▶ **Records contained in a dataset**
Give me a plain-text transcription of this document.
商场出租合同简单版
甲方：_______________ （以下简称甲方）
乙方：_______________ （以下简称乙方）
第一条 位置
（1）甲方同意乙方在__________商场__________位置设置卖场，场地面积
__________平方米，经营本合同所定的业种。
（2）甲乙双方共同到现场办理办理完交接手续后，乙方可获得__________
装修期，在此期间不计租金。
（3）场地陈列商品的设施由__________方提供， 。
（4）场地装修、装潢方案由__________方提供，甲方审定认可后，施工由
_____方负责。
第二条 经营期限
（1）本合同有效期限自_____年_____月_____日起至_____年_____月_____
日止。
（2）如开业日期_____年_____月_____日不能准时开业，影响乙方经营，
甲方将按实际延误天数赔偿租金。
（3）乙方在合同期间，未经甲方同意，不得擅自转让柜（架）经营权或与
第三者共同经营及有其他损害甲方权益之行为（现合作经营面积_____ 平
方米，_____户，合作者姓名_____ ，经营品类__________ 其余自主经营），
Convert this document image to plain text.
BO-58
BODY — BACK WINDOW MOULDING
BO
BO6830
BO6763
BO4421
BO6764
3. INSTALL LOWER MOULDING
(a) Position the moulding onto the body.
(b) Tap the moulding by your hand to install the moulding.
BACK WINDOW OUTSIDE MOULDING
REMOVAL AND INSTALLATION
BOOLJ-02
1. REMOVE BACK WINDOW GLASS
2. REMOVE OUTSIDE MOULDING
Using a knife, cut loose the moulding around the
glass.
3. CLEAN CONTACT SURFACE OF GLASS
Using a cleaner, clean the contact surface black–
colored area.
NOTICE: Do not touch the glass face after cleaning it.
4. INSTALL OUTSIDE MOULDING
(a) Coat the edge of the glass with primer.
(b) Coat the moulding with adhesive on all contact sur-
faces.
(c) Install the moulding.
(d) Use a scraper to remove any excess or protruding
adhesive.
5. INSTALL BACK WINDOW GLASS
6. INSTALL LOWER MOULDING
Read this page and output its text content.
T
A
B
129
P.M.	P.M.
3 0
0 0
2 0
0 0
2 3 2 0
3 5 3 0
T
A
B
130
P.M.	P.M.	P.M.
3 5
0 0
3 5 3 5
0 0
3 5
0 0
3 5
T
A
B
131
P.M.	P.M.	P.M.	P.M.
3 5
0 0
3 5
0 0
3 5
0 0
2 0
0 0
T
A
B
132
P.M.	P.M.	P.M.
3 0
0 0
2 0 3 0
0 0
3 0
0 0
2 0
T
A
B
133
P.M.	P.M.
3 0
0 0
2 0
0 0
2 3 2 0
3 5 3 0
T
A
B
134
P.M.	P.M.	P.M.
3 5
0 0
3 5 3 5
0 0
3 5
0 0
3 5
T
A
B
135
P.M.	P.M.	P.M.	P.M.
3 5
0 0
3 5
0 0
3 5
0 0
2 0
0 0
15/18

▶ **What you will do**
Go through the records and show every line with the string "OUTSIDE" in it.

▶ **Finished task**
BACK WINDOW OUTSIDE MOULDING
2. REMOVE OUTSIDE MOULDING
4. INSTALL OUTSIDE MOULDING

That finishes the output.